■ Task 1
Convert the listing, from its first line up to and including the line containing "legend-label-taylor: Taylor Rule, 12Mo", into a JSON list of strings with one string per line and no blank lines.

■ Selection

***

7. OFFERING OF SECURITIES; RESTRICTIONS ON TRANSFER.
(a) Each Initial Purchaser, severally and not jointly,
represents and warrants that such Initial Purchaser is a qualified
institutional buyer as defined in Rule 144A under the Securities Act (a
"QIB"). Each Initial Purchaser, severally and not jointly, agrees with
the Company that (i) it will not solicit offers for, or offer or sell,
the Securities by any form of general solicitation or general advertising
(as those terms are used in Regulation D under the Securities Act) or in
any manner involving a public offering within the meaning of Section 4(2)

***

■ Provided entries

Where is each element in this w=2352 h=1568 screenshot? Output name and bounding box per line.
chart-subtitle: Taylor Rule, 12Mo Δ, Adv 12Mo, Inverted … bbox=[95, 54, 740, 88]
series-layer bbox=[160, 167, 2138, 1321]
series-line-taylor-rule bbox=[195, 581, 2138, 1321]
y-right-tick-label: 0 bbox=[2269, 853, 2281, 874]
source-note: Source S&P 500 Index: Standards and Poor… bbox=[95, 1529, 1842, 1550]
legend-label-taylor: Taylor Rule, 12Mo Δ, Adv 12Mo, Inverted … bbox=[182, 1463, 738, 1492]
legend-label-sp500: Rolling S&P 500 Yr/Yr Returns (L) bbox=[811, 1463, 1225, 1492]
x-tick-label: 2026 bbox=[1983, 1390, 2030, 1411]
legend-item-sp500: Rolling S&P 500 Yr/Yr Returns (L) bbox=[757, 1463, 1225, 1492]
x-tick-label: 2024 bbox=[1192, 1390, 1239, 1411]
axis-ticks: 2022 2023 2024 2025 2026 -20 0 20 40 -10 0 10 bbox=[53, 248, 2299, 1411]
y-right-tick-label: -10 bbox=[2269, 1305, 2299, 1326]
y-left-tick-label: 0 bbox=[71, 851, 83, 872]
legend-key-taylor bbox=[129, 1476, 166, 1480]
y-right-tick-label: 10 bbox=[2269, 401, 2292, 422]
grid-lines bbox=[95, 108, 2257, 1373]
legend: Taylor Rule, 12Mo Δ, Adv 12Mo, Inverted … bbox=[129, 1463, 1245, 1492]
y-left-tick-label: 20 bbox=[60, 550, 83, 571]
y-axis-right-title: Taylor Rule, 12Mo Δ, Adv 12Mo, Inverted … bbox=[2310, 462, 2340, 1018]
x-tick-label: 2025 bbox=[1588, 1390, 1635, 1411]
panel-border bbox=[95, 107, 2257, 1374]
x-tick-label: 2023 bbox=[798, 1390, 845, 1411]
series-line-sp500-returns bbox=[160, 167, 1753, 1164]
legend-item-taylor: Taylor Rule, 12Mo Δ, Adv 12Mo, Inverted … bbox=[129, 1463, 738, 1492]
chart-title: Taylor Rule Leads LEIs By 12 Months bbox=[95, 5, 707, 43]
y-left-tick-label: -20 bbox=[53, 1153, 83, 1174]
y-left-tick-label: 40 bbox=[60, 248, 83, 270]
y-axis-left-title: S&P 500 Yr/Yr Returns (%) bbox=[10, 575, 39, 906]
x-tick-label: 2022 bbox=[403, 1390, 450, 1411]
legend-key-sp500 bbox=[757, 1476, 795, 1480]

***

■ Task 2
Carry on the provision on offering the securities and restricting their transfer from the point where it stops.

■ Exercise response 1
[
  "Where is each element in this w=2352 h=1568 screenshot? Output name and bounding box per line.",
  "chart-subtitle: Taylor Rule, 12Mo Δ, Adv 12Mo, Inverted … bbox=[95, 54, 740, 88]",
  "series-layer bbox=[160, 167, 2138, 1321]",
  "series-line-taylor-rule bbox=[195, 581, 2138, 1321]",
  "y-right-tick-label: 0 bbox=[2269, 853, 2281, 874]",
  "source-note: Source S&P 500 Index: Standards and Poor… bbox=[95, 1529, 1842, 1550]",
  "legend-label-taylor: Taylor Rule, 12Mo Δ, Adv 12Mo, Inverted … bbox=[182, 1463, 738, 1492]"
]

■ Exercise response 2
of the Securities Act and (ii) it will solicit offers for the Securities
only from, and will offer such Securities only to, persons that it
reasonably believes to be (A) in the case of offers inside the United
States, (1) QIBs or (2) other institutional accredited investors (as
defined in Rule 501(a)(1), (2), (3) or (7) under the Securities Act
("INSTITUTIONAL ACCREDITED INVESTORS") that, prior to their purchase of
the Securities, deliver to such Initial Purchaser a letter containing the
representations and agreements set forth in Appendix A to the Memorandum
and (B) in the case of offers outside the United States, to persons other
than U.S. persons ("FOREIGN PURCHASERS," which term shall include dealers
or other professional fiduciaries in the United States acting on a
discretionary basis for foreign beneficial owners (other than an estate
or trust)) in reliance upon Regulation S under the Securities Act that,
in each case, in purchasing such Securities are deemed to have
represented and agreed as provided in the Final Memorandum under the
caption "Transfer Restrictions."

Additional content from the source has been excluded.